[Begin]

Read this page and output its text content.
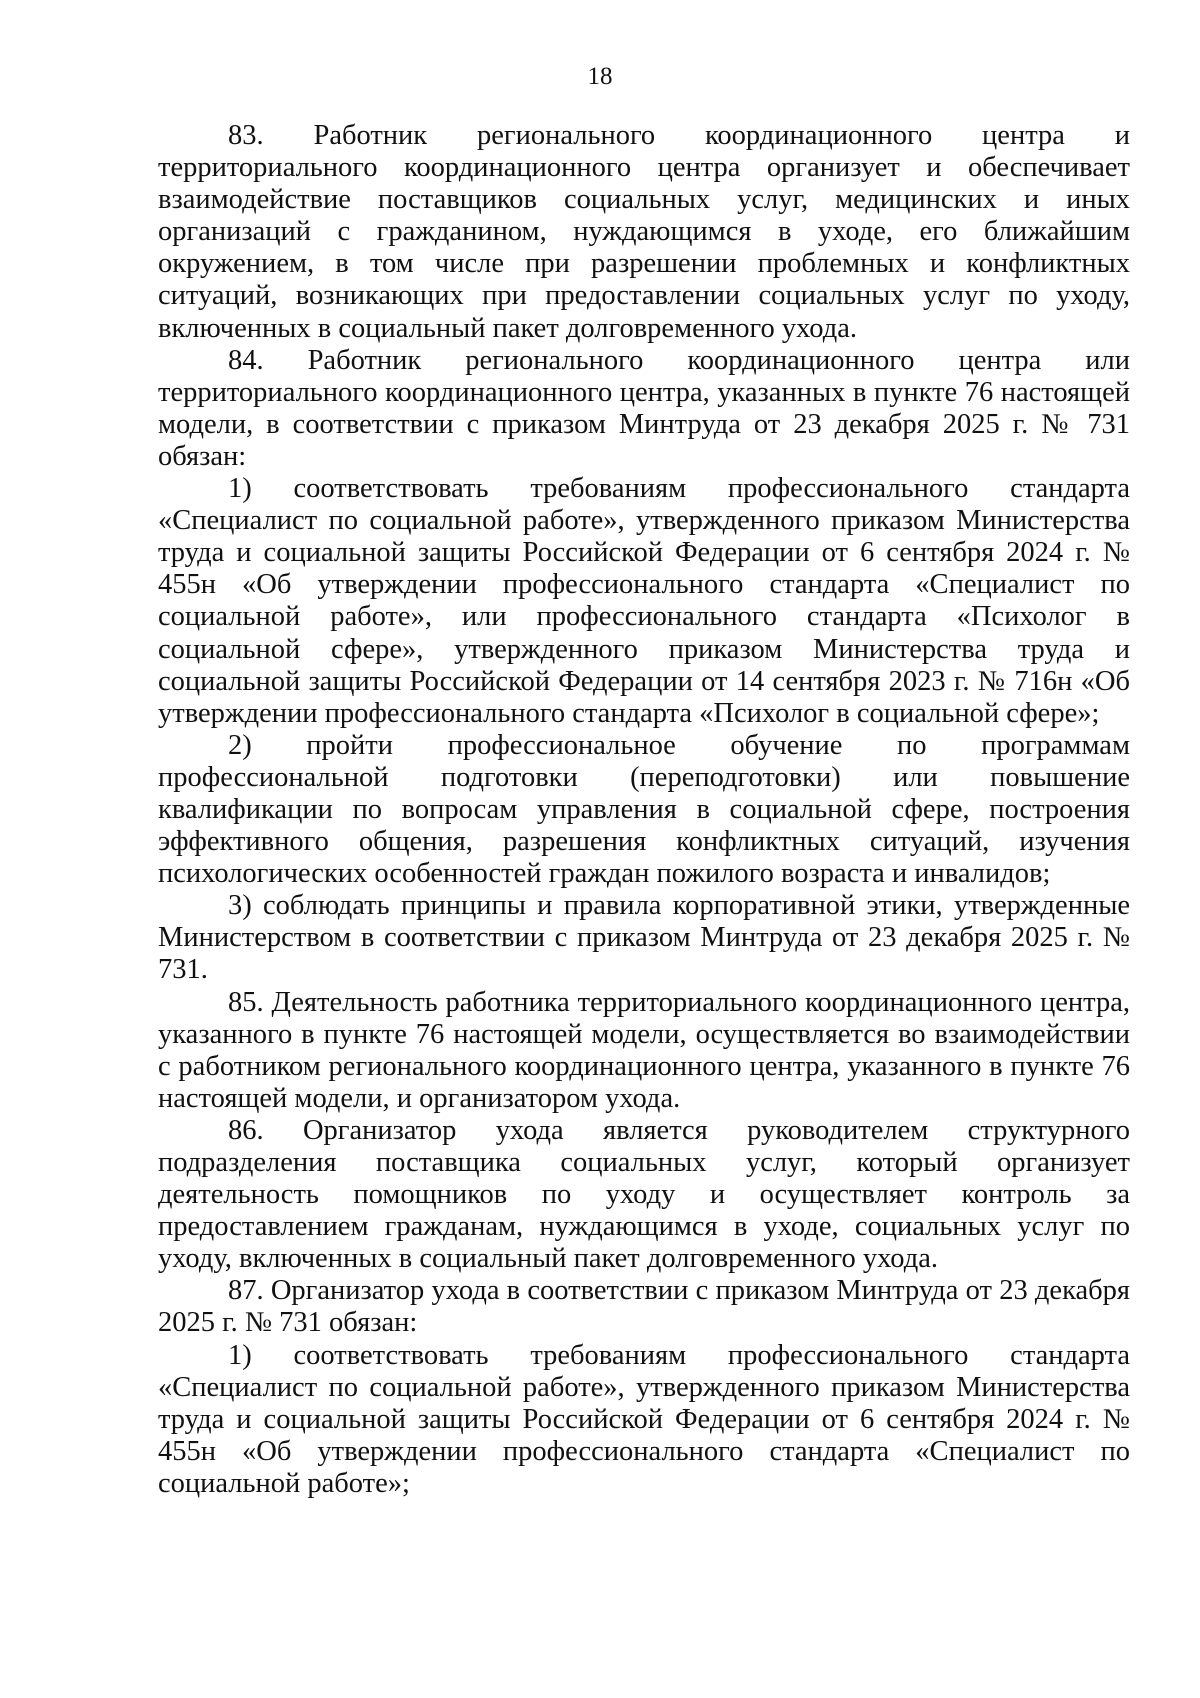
18

83. Работник регионального координационного центра и территориального координационного центра организует и обеспечивает взаимодействие поставщиков социальных услуг, медицинских и иных организаций с гражданином, нуждающимся в уходе, его ближайшим окружением, в том числе при разрешении проблемных и конфликтных ситуаций, возникающих при предоставлении социальных услуг по уходу, включенных в социальный пакет долговременного ухода.

84. Работник регионального координационного центра или территориального координационного центра, указанных в пункте 76 настоящей модели, в соответствии с приказом Минтруда от 23 декабря 2025 г. № 731 обязан:

1) соответствовать требованиям профессионального стандарта «Специалист по социальной работе», утвержденного приказом Министерства труда и социальной защиты Российской Федерации от 6 сентября 2024 г. № 455н «Об утверждении профессионального стандарта «Специалист по социальной работе», или профессионального стандарта «Психолог в социальной сфере», утвержденного приказом Министерства труда и социальной защиты Российской Федерации от 14 сентября 2023 г. № 716н «Об утверждении профессионального стандарта «Психолог в социальной сфере»;

2) пройти профессиональное обучение по программам профессиональной подготовки (переподготовки) или повышение квалификации по вопросам управления в социальной сфере, построения эффективного общения, разрешения конфликтных ситуаций, изучения психологических особенностей граждан пожилого возраста и инвалидов;

3) соблюдать принципы и правила корпоративной этики, утвержденные Министерством в соответствии с приказом Минтруда от 23 декабря 2025 г. № 731.

85. Деятельность работника территориального координационного центра, указанного в пункте 76 настоящей модели, осуществляется во взаимодействии с работником регионального координационного центра, указанного в пункте 76 настоящей модели, и организатором ухода.

86. Организатор ухода является руководителем структурного подразделения поставщика социальных услуг, который организует деятельность помощников по уходу и осуществляет контроль за предоставлением гражданам, нуждающимся в уходе, социальных услуг по уходу, включенных в социальный пакет долговременного ухода.

87. Организатор ухода в соответствии с приказом Минтруда от 23 декабря 2025 г. № 731 обязан:

1) соответствовать требованиям профессионального стандарта «Специалист по социальной работе», утвержденного приказом Министерства труда и социальной защиты Российской Федерации от 6 сентября 2024 г. № 455н «Об утверждении профессионального стандарта «Специалист по социальной работе»;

[End]

Count the lines above that contain the word "утвержденного". Give only the number.

2